▶ [REQUEST]: Can all of these lines be returned exactly?

Start ENTRIES

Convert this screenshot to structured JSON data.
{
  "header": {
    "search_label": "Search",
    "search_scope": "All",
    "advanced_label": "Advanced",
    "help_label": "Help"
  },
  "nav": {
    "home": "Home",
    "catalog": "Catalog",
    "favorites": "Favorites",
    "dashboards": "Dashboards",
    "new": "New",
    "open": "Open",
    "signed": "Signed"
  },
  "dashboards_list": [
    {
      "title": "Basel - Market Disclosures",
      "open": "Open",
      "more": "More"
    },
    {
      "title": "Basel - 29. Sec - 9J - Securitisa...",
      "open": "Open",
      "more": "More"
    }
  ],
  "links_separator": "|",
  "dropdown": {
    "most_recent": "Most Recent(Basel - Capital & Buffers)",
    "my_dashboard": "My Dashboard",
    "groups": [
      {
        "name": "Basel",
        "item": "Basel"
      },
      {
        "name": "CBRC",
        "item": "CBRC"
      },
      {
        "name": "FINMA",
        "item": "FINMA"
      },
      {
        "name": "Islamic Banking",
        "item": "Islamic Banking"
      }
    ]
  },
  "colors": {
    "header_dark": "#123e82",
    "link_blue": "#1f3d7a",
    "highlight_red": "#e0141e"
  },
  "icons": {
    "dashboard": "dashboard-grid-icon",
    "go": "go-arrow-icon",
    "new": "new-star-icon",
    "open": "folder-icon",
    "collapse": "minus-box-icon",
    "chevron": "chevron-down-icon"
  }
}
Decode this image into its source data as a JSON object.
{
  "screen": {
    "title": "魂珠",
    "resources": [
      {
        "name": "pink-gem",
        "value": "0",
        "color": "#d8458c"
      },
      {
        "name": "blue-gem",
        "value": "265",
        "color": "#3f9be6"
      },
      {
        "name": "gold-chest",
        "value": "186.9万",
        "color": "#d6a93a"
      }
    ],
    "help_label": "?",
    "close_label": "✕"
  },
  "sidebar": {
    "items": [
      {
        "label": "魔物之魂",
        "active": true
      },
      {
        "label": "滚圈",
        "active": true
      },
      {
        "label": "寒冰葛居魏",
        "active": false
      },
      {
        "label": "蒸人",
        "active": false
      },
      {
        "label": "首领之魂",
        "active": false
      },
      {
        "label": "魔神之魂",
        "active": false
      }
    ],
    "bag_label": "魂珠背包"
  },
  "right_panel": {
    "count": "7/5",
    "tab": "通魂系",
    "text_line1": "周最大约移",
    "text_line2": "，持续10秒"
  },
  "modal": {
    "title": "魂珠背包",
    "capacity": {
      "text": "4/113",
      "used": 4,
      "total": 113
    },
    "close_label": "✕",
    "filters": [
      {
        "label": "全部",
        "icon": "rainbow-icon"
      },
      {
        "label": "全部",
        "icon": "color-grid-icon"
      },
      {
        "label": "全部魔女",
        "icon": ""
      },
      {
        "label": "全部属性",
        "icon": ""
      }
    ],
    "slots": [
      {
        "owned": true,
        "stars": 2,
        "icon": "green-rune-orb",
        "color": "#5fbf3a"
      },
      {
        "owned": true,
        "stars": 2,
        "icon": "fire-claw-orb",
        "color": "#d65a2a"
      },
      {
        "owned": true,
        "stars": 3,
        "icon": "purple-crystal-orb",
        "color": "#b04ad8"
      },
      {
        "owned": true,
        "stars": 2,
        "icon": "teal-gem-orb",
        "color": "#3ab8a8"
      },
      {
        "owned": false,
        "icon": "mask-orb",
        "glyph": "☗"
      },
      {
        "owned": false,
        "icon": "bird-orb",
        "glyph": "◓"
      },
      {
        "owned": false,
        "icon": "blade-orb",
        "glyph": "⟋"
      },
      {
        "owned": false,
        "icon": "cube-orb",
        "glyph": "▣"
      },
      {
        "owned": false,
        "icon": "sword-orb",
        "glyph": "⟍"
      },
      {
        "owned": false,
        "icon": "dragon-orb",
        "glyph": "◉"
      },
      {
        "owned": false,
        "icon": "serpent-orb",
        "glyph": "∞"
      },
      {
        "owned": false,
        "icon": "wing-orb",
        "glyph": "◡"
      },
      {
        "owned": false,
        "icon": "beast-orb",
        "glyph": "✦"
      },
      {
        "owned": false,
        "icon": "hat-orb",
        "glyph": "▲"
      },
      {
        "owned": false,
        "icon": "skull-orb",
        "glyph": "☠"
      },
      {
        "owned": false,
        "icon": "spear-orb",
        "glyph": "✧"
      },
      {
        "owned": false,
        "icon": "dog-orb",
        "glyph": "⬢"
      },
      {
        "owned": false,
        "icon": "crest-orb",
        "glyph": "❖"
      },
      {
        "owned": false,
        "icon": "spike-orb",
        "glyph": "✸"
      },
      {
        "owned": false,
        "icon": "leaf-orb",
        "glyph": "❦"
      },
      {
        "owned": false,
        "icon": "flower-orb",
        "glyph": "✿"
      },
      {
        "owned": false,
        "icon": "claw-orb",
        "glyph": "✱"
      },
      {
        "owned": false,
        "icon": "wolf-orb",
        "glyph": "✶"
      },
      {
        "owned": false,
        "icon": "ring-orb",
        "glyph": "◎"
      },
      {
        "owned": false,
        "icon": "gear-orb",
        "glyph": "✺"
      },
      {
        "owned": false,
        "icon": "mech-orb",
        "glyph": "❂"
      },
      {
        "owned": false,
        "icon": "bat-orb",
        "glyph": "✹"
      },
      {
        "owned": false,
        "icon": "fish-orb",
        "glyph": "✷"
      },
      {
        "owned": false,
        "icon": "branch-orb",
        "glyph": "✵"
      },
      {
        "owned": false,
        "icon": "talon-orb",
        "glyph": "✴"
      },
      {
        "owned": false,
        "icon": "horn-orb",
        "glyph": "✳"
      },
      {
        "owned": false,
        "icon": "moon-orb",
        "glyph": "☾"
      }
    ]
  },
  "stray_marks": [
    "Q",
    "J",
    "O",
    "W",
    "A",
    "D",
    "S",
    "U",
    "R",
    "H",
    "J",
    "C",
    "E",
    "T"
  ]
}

End ENTRIES

▶ [WRITTEN SOLUTION]:
Convert this screenshot to structured JSON data.
{
  "header": {
    "search_label": "Search",
    "search_scope": "All",
    "advanced_label": "Advanced",
    "help_label": "Help"
  },
  "nav": {
    "home": "Home",
    "catalog": "Catalog",
    "favorites": "Favorites",
    "dashboards": "Dashboards",
    "new": "New",
    "open": "Open",
    "signed": "Signed"
  },
  "dashboards_list": [
    {
      "title": "Basel - Market Disclosures",
      "open": "Open",
      "more": "More"
    },
    {
      "title": "Basel - 29. Sec - 9J - Securitisa...",
      "open": "Open",
      "more": "More"
    }
  ],
  "links_separator": "|",
  "dropdown": {
    "most_recent": "Most Recent(Basel - Capital & Buffers)",
    "my_dashboard": "My Dashboard",
    "groups": [
      {
        "name": "Basel",
        "item": "Basel"
      },
      {
        "name": "CBRC",
        "item": "CBRC"
      },
      {
        "name": "FINMA",
        "item": "FINMA"
      },
      {
        "name": "Islamic Banking",
        "item": "Islamic Banking"
      }
    ]
  },
  "colors": {
    "header_dark": "#123e82",
    "link_blue": "#1f3d7a",
    "highlight_red": "#e0141e"
  },
  "icons": {
    "dashboard": "dashboard-grid-icon",
    "go": "go-arrow-icon",
    "new": "new-star-icon",
    "open": "folder-icon",
    "collapse": "minus-box-icon",
    "chevron": "chevron-down-icon"
  }
}
Decode this image into its source data as a JSON object.
{
  "screen": {
    "title": "魂珠",
    "resources": [
      {
        "name": "pink-gem",
        "value": "0",
        "color": "#d8458c"
      },
      {
        "name": "blue-gem",
        "value": "265",
        "color": "#3f9be6"
      },
      {
        "name": "gold-chest",
        "value": "186.9万",
        "color": "#d6a93a"
      }
    ],
    "help_label": "?",
    "close_label": "✕"
  },
  "sidebar": {
    "items": [
      {
        "label": "魔物之魂",
        "active": true
      },
      {
        "label": "滚圈",
        "active": true
      },
      {
        "label": "寒冰葛居魏",
        "active": false
      },
      {
        "label": "蒸人",
        "active": false
      },
      {
        "label": "首领之魂",
        "active": false
      },
      {
        "label": "魔神之魂",
        "active": false
      }
    ],
    "bag_label": "魂珠背包"
  },
  "right_panel": {
    "count": "7/5",
    "tab": "通魂系",
    "text_line1": "周最大约移",
    "text_line2": "，持续10秒"
  },
  "modal": {
    "title": "魂珠背包",
    "capacity": {
      "text": "4/113",
      "used": 4,
      "total": 113
    },
    "close_label": "✕",
    "filters": [
      {
        "label": "全部",
        "icon": "rainbow-icon"
      },
      {
        "label": "全部",
        "icon": "color-grid-icon"
      },
      {
        "label": "全部魔女",
        "icon": ""
      },
      {
        "label": "全部属性",
        "icon": ""
      }
    ],
    "slots": [
      {
        "owned": true,
        "stars": 2,
        "icon": "green-rune-orb",
        "color": "#5fbf3a"
      },
      {
        "owned": true,
        "stars": 2,
        "icon": "fire-claw-orb",
        "color": "#d65a2a"
      },
      {
        "owned": true,
        "stars": 3,
        "icon": "purple-crystal-orb",
        "color": "#b04ad8"
      },
      {
        "owned": true,
        "stars": 2,
        "icon": "teal-gem-orb",
        "color": "#3ab8a8"
      },
      {
        "owned": false,
        "icon": "mask-orb",
        "glyph": "☗"
      },
      {
        "owned": false,
        "icon": "bird-orb",
        "glyph": "◓"
      },
      {
        "owned": false,
        "icon": "blade-orb",
        "glyph": "⟋"
      },
      {
        "owned": false,
        "icon": "cube-orb",
        "glyph": "▣"
      },
      {
        "owned": false,
        "icon": "sword-orb",
        "glyph": "⟍"
      },
      {
        "owned": false,
        "icon": "dragon-orb",
        "glyph": "◉"
      },
      {
        "owned": false,
        "icon": "serpent-orb",
        "glyph": "∞"
      },
      {
        "owned": false,
        "icon": "wing-orb",
        "glyph": "◡"
      },
      {
        "owned": false,
        "icon": "beast-orb",
        "glyph": "✦"
      },
      {
        "owned": false,
        "icon": "hat-orb",
        "glyph": "▲"
      },
      {
        "owned": false,
        "icon": "skull-orb",
        "glyph": "☠"
      },
      {
        "owned": false,
        "icon": "spear-orb",
        "glyph": "✧"
      },
      {
        "owned": false,
        "icon": "dog-orb",
        "glyph": "⬢"
      },
      {
        "owned": false,
        "icon": "crest-orb",
        "glyph": "❖"
      },
      {
        "owned": false,
        "icon": "spike-orb",
        "glyph": "✸"
      },
      {
        "owned": false,
        "icon": "leaf-orb",
        "glyph": "❦"
      },
      {
        "owned": false,
        "icon": "flower-orb",
        "glyph": "✿"
      },
      {
        "owned": false,
        "icon": "claw-orb",
        "glyph": "✱"
      },
      {
        "owned": false,
        "icon": "wolf-orb",
        "glyph": "✶"
      },
      {
        "owned": false,
        "icon": "ring-orb",
        "glyph": "◎"
      },
      {
        "owned": false,
        "icon": "gear-orb",
        "glyph": "✺"
      },
      {
        "owned": false,
        "icon": "mech-orb",
        "glyph": "❂"
      },
      {
        "owned": false,
        "icon": "bat-orb",
        "glyph": "✹"
      },
      {
        "owned": false,
        "icon": "fish-orb",
        "glyph": "✷"
      },
      {
        "owned": false,
        "icon": "branch-orb",
        "glyph": "✵"
      },
      {
        "owned": false,
        "icon": "talon-orb",
        "glyph": "✴"
      },
      {
        "owned": false,
        "icon": "horn-orb",
        "glyph": "✳"
      },
      {
        "owned": false,
        "icon": "moon-orb",
        "glyph": "☾"
      }
    ]
  },
  "stray_marks": [
    "Q",
    "J",
    "O",
    "W",
    "A",
    "D",
    "S",
    "U",
    "R",
    "H",
    "J",
    "C",
    "E",
    "T"
  ]
}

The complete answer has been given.